» Task input
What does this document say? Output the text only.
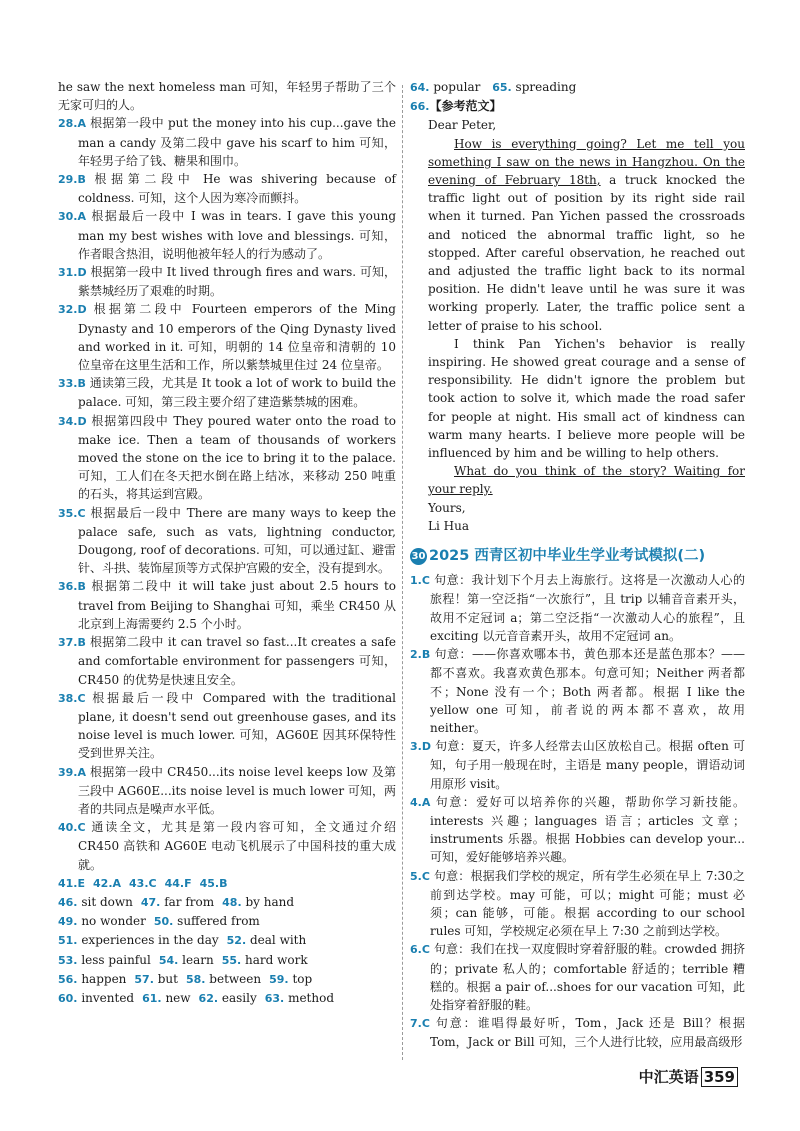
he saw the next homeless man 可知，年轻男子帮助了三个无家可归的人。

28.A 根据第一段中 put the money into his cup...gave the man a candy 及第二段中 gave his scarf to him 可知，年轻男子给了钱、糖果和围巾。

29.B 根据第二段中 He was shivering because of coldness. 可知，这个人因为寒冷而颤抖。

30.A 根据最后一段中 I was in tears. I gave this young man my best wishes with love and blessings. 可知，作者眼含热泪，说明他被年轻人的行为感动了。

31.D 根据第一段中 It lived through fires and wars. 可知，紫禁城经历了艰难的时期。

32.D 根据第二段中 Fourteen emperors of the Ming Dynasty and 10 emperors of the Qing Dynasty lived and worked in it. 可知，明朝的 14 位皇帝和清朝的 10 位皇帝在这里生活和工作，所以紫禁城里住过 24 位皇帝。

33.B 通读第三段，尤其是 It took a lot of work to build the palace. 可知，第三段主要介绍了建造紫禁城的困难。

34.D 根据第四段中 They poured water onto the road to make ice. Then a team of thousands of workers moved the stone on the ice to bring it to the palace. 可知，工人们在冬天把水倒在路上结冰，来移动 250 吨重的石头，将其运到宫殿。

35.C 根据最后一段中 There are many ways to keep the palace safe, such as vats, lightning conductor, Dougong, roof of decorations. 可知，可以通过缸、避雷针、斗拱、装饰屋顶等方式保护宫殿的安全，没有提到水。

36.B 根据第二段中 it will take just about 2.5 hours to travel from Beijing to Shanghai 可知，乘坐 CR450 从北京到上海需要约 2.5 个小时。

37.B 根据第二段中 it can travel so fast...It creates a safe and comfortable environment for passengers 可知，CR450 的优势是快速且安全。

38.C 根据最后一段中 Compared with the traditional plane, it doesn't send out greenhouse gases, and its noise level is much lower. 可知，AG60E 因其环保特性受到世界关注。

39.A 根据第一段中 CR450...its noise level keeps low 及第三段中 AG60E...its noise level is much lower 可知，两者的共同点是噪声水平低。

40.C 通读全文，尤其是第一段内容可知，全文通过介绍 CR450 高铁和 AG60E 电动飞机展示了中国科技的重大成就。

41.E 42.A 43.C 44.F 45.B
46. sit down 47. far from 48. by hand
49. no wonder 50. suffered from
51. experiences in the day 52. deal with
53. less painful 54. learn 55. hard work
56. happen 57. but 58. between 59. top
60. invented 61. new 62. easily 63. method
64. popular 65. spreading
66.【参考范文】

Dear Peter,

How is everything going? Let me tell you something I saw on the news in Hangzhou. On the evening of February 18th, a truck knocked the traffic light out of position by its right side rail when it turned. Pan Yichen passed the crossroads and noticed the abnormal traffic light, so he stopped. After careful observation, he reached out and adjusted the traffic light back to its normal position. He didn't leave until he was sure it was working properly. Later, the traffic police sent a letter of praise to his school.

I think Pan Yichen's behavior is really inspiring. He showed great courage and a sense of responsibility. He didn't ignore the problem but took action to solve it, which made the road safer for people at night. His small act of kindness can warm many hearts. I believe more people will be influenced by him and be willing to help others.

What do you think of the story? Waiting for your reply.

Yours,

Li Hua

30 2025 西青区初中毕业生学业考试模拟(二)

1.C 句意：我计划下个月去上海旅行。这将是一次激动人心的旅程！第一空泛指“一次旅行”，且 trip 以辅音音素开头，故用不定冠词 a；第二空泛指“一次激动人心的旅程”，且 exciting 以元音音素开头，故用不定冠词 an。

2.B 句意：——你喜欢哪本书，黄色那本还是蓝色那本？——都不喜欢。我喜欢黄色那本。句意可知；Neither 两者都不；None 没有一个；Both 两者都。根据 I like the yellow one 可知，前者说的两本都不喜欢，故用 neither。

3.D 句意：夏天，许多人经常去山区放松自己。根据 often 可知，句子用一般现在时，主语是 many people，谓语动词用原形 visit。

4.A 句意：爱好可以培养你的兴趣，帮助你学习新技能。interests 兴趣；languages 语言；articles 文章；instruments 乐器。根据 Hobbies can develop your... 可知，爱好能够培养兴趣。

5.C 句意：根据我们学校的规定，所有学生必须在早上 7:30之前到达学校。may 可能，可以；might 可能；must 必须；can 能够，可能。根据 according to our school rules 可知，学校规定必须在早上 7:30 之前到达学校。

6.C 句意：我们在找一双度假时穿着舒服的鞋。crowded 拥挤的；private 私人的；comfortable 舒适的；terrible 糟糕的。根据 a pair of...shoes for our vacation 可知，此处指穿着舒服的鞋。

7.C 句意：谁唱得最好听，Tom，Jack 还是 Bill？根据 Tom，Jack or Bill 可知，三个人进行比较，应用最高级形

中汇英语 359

» The problem
Reply with one number only: how many lines of the listing hold "level"?

» Result for this exercise
2